- Given request
Beneath this sentence is a set of records; write each of them out exactly.

▶

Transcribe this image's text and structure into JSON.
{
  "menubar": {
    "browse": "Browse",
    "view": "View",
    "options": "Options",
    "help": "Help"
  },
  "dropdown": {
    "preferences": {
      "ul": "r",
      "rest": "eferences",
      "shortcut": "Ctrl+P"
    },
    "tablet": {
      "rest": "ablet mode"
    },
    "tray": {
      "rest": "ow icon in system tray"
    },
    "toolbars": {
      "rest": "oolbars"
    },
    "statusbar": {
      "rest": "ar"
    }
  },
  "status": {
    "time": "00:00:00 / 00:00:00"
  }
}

◀

- Task output
Transcribe this image's text and structure into JSON.
{
  "menubar": {
    "browse": "Browse",
    "view": "View",
    "options": "Options",
    "help": "Help"
  },
  "dropdown": {
    "preferences": {
      "ul": "r",
      "rest": "eferences",
      "shortcut": "Ctrl+P"
    },
    "tablet": {
      "rest": "ablet mode"
    },
    "tray": {
      "rest": "ow icon in system tray"
    },
    "toolbars": {
      "rest": "oolbars"
    },
    "statusbar": {
      "rest": "ar"
    }
  },
  "status": {
    "time": "00:00:00 / 00:00:00"
  }
}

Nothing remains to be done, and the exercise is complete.